Stated problem
Each record below must be returned exactly as shown.

* begin Material provided *

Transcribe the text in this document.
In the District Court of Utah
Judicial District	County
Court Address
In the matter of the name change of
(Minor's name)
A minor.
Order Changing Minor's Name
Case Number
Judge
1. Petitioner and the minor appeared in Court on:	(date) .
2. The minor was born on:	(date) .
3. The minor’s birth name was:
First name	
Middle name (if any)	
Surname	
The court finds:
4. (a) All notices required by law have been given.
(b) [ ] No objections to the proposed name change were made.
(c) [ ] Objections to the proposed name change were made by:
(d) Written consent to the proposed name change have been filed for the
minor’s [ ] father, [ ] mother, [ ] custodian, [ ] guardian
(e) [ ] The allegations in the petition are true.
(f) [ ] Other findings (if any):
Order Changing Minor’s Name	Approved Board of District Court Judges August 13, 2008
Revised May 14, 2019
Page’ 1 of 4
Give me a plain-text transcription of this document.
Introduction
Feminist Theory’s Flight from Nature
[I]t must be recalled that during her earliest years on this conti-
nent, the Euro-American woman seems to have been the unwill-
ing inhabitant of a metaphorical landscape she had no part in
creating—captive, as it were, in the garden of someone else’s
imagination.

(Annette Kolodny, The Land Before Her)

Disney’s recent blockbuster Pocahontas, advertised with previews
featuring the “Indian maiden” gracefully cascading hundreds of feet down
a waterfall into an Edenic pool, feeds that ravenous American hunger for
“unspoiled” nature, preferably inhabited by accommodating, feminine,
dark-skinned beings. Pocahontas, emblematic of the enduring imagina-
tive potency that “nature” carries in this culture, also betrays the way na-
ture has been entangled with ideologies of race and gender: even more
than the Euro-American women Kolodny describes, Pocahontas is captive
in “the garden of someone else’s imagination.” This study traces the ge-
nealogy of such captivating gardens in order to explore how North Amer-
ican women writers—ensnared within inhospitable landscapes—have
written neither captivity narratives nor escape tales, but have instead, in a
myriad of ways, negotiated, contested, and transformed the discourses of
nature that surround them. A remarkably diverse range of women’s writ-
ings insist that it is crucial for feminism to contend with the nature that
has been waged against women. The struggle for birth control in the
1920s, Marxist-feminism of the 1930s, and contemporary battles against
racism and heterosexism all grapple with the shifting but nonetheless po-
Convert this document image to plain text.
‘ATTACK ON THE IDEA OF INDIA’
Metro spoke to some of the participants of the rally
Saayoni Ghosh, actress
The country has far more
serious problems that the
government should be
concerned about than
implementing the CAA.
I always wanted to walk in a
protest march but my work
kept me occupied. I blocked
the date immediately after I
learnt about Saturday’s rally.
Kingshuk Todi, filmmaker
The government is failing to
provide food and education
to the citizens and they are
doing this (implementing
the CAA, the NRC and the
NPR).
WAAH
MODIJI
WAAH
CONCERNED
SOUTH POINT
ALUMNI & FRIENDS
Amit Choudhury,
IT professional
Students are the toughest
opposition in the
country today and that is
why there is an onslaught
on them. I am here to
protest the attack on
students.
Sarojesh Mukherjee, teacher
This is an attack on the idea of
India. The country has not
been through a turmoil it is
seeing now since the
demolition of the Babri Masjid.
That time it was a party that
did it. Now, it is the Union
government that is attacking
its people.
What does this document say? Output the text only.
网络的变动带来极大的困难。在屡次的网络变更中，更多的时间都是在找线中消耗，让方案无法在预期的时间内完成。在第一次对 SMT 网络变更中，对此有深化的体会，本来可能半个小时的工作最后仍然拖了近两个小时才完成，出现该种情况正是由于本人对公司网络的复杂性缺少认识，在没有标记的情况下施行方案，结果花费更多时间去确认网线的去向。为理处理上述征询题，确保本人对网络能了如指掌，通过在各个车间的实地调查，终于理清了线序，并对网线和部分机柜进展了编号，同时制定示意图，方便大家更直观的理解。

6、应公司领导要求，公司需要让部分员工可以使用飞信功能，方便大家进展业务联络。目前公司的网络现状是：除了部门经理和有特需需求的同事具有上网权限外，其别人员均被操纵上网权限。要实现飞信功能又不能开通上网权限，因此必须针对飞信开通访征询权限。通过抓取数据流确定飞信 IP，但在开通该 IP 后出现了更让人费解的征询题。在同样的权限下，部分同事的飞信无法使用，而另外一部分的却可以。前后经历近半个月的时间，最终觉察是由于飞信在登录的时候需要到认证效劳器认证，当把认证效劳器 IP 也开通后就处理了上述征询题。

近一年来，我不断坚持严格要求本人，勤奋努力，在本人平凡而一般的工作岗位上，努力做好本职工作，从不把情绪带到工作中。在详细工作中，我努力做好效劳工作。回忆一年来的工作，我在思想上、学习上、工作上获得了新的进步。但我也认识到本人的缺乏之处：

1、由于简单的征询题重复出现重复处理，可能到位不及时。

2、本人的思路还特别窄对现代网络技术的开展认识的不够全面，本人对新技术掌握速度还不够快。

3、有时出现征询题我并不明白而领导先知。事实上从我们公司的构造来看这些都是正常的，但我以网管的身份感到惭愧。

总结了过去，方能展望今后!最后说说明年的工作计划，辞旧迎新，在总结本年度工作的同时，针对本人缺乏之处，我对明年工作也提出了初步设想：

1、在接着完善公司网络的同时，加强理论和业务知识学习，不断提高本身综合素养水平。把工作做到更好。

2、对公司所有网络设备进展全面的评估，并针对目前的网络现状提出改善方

* end Material provided *

Reply to the task
Transcribe the text in this document.
In the District Court of Utah
Judicial District	County
Court Address
In the matter of the name change of
(Minor's name)
A minor.
Order Changing Minor's Name
Case Number
Judge
1. Petitioner and the minor appeared in Court on:	(date) .
2. The minor was born on:	(date) .
3. The minor’s birth name was:
First name	
Middle name (if any)	
Surname	
The court finds:
4. (a) All notices required by law have been given.
(b) [ ] No objections to the proposed name change were made.
(c) [ ] Objections to the proposed name change were made by:
(d) Written consent to the proposed name change have been filed for the
minor’s [ ] father, [ ] mother, [ ] custodian, [ ] guardian
(e) [ ] The allegations in the petition are true.
(f) [ ] Other findings (if any):
Order Changing Minor’s Name	Approved Board of District Court Judges August 13, 2008
Revised May 14, 2019
Page’ 1 of 4
Give me a plain-text transcription of this document.
Introduction
Feminist Theory’s Flight from Nature
[I]t must be recalled that during her earliest years on this conti-
nent, the Euro-American woman seems to have been the unwill-
ing inhabitant of a metaphorical landscape she had no part in
creating—captive, as it were, in the garden of someone else’s
imagination.

(Annette Kolodny, The Land Before Her)

Disney’s recent blockbuster Pocahontas, advertised with previews
featuring the “Indian maiden” gracefully cascading hundreds of feet down
a waterfall into an Edenic pool, feeds that ravenous American hunger for
“unspoiled” nature, preferably inhabited by accommodating, feminine,
dark-skinned beings. Pocahontas, emblematic of the enduring imagina-
tive potency that “nature” carries in this culture, also betrays the way na-
ture has been entangled with ideologies of race and gender: even more
than the Euro-American women Kolodny describes, Pocahontas is captive
in “the garden of someone else’s imagination.” This study traces the ge-
nealogy of such captivating gardens in order to explore how North Amer-
ican women writers—ensnared within inhospitable landscapes—have
written neither captivity narratives nor escape tales, but have instead, in a
myriad of ways, negotiated, contested, and transformed the discourses of
nature that surround them. A remarkably diverse range of women’s writ-
ings insist that it is crucial for feminism to contend with the nature that
has been waged against women. The struggle for birth control in the
1920s, Marxist-feminism of the 1930s, and contemporary battles against
racism and heterosexism all grapple with the shifting but nonetheless po-
Convert this document image to plain text.
‘ATTACK ON THE IDEA OF INDIA’
Metro spoke to some of the participants of the rally
Saayoni Ghosh, actress
The country has far more
serious problems that the
government should be
concerned about than
implementing the CAA.
I always wanted to walk in a
protest march but my work
kept me occupied. I blocked
the date immediately after I
learnt about Saturday’s rally.
Kingshuk Todi, filmmaker
The government is failing to
provide food and education
to the citizens and they are
doing this (implementing
the CAA, the NRC and the
NPR).
WAAH
MODIJI
WAAH
CONCERNED
SOUTH POINT
ALUMNI & FRIENDS
Amit Choudhury,
IT professional
Students are the toughest
opposition in the
country today and that is
why there is an onslaught
on them. I am here to
protest the attack on
students.
Sarojesh Mukherjee, teacher
This is an attack on the idea of
India. The country has not
been through a turmoil it is
seeing now since the
demolition of the Babri Masjid.
That time it was a party that
did it. Now, it is the Union
government that is attacking
its people.
What does this document say? Output the text only.
网络的变动带来极大的困难。在屡次的网络变更中，更多的时间都是在找线中消耗，让方案无法在预期的时间内完成。在第一次对 SMT 网络变更中，对此有深化的体会，本来可能半个小时的工作最后仍然拖了近两个小时才完成，出现该种情况正是由于本人对公司网络的复杂性缺少认识，在没有标记的情况下施行方案，结果花费更多时间去确认网线的去向。为理处理上述征询题，确保本人对网络能了如指掌，通过在各个车间的实地调查，终于理清了线序，并对网线和部分机柜进展了编号，同时制定示意图，方便大家更直观的理解。

6、应公司领导要求，公司需要让部分员工可以使用飞信功能，方便大家进展业务联络。目前公司的网络现状是：除了部门经理和有特需需求的同事具有上网权限外，其别人员均被操纵上网权限。要实现飞信功能又不能开通上网权限，因此必须针对飞信开通访征询权限。通过抓取数据流确定飞信 IP，但在开通该 IP 后出现了更让人费解的征询题。在同样的权限下，部分同事的飞信无法使用，而另外一部分的却可以。前后经历近半个月的时间，最终觉察是由于飞信在登录的时候需要到认证效劳器认证，当把认证效劳器 IP 也开通后就处理了上述征询题。

近一年来，我不断坚持严格要求本人，勤奋努力，在本人平凡而一般的工作岗位上，努力做好本职工作，从不把情绪带到工作中。在详细工作中，我努力做好效劳工作。回忆一年来的工作，我在思想上、学习上、工作上获得了新的进步。但我也认识到本人的缺乏之处：

1、由于简单的征询题重复出现重复处理，可能到位不及时。

2、本人的思路还特别窄对现代网络技术的开展认识的不够全面，本人对新技术掌握速度还不够快。

3、有时出现征询题我并不明白而领导先知。事实上从我们公司的构造来看这些都是正常的，但我以网管的身份感到惭愧。

总结了过去，方能展望今后!最后说说明年的工作计划，辞旧迎新，在总结本年度工作的同时，针对本人缺乏之处，我对明年工作也提出了初步设想：

1、在接着完善公司网络的同时，加强理论和业务知识学习，不断提高本身综合素养水平。把工作做到更好。

2、对公司所有网络设备进展全面的评估，并针对目前的网络现状提出改善方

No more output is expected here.